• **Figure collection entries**
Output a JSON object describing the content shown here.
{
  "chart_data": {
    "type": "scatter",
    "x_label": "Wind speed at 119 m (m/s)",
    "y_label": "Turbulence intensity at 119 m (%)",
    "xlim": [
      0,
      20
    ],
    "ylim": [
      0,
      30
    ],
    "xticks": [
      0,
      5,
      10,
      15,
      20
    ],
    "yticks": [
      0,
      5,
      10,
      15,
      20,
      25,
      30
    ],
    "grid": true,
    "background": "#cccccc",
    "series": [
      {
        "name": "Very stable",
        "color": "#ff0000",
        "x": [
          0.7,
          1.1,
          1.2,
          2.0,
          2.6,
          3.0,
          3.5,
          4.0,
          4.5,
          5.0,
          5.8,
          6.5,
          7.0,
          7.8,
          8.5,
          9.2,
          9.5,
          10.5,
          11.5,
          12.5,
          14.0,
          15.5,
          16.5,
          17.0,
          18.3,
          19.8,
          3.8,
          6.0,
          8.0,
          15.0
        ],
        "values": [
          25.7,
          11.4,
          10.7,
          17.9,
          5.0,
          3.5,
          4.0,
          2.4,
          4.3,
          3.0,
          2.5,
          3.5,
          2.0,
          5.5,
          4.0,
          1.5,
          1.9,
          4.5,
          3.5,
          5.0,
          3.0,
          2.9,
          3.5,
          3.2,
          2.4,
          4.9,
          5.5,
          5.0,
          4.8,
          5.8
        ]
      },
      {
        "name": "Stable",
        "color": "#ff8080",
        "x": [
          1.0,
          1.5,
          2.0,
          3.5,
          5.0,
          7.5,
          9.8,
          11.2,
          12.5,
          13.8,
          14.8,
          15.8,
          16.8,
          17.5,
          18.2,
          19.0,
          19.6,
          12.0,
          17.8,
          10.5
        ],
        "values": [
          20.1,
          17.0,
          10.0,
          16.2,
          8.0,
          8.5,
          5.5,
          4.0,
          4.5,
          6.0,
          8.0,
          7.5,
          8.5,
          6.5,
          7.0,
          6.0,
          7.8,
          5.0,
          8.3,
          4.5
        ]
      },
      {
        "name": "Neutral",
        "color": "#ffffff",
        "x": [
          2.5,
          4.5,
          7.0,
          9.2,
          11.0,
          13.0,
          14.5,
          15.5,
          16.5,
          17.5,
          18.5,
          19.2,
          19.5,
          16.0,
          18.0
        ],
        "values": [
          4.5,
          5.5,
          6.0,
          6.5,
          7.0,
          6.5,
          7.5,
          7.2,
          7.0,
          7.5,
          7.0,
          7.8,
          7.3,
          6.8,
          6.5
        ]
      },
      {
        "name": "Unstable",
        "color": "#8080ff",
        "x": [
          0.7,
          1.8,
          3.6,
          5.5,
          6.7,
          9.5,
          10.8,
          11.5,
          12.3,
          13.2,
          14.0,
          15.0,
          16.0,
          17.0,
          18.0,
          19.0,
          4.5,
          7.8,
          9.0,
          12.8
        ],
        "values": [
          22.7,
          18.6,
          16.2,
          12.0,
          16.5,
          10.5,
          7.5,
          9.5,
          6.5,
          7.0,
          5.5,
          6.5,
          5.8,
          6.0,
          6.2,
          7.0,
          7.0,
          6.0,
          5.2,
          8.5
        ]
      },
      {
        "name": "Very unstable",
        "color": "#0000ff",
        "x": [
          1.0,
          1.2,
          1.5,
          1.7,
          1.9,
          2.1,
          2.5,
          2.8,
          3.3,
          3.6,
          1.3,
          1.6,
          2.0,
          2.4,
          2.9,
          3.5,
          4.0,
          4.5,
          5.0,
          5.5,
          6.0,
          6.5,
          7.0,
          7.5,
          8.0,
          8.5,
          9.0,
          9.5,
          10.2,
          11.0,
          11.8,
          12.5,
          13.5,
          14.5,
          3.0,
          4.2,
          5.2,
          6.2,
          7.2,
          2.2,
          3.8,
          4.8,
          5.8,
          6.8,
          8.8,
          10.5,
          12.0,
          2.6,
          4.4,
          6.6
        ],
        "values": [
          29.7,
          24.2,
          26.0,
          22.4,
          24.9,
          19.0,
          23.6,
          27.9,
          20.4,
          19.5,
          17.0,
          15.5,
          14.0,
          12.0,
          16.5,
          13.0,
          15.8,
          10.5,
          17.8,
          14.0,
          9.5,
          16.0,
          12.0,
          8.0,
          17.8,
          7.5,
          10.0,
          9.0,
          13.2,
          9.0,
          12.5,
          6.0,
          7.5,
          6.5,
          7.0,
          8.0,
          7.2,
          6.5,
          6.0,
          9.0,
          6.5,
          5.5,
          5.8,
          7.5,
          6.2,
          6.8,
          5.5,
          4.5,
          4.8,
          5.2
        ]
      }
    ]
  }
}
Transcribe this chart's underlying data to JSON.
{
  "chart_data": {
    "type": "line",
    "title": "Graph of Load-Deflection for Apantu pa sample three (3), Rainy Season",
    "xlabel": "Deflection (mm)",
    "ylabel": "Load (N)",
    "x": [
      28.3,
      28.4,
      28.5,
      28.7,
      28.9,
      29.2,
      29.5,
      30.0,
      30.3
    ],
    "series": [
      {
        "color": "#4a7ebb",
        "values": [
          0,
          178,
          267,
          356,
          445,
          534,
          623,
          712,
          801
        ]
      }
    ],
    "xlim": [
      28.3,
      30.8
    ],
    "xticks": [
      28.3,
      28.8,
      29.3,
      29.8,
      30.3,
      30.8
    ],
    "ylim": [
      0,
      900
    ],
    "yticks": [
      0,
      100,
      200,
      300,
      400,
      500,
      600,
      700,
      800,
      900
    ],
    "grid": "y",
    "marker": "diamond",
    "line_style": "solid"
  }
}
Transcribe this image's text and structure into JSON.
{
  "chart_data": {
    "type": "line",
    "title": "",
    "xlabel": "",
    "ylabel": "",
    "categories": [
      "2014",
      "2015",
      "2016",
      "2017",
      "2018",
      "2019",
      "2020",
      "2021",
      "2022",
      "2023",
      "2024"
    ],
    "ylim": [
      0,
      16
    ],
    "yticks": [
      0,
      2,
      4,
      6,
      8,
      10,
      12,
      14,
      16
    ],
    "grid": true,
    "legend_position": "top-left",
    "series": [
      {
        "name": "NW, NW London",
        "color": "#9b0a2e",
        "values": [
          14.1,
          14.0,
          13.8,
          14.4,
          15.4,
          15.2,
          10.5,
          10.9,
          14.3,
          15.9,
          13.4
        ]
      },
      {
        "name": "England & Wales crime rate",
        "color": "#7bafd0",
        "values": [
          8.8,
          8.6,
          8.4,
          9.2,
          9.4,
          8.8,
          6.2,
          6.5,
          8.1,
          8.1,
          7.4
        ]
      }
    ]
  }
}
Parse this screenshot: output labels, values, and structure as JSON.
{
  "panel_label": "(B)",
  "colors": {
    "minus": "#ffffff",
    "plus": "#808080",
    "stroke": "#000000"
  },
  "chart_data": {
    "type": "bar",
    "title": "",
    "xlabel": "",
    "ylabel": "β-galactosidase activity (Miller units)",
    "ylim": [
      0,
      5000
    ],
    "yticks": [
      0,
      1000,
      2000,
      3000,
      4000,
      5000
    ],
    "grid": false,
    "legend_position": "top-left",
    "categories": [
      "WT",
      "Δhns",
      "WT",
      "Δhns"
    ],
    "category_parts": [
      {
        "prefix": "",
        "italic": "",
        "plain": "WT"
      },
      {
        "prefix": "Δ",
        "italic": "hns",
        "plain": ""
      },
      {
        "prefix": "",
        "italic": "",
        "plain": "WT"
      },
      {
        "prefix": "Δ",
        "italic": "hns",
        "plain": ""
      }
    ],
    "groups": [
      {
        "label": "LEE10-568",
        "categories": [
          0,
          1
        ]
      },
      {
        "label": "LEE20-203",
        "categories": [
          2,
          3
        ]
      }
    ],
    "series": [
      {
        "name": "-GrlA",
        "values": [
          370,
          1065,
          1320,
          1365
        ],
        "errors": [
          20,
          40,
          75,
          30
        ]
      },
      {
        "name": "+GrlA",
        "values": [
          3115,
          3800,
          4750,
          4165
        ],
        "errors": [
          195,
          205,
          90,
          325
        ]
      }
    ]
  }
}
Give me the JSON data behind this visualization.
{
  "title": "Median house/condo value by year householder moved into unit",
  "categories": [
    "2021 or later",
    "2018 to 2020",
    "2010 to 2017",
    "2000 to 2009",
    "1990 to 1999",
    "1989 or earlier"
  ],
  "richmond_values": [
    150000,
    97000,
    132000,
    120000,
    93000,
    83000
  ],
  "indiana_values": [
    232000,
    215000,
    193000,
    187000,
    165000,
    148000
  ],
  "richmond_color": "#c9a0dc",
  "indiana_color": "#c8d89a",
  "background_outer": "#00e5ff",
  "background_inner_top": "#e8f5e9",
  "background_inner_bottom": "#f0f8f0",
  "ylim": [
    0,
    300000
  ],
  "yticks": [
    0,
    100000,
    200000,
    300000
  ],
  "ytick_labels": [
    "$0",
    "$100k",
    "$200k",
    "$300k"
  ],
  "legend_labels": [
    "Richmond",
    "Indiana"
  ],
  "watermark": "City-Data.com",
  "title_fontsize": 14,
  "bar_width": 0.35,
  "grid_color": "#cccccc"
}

• **Aim of the task**
Find every line above that contains the word "Load", and return each one.

• **Task output**
    "title": "Graph of Load-Deflection for Apantu pa sample three (3), Rainy Season",
    "ylabel": "Load (N)",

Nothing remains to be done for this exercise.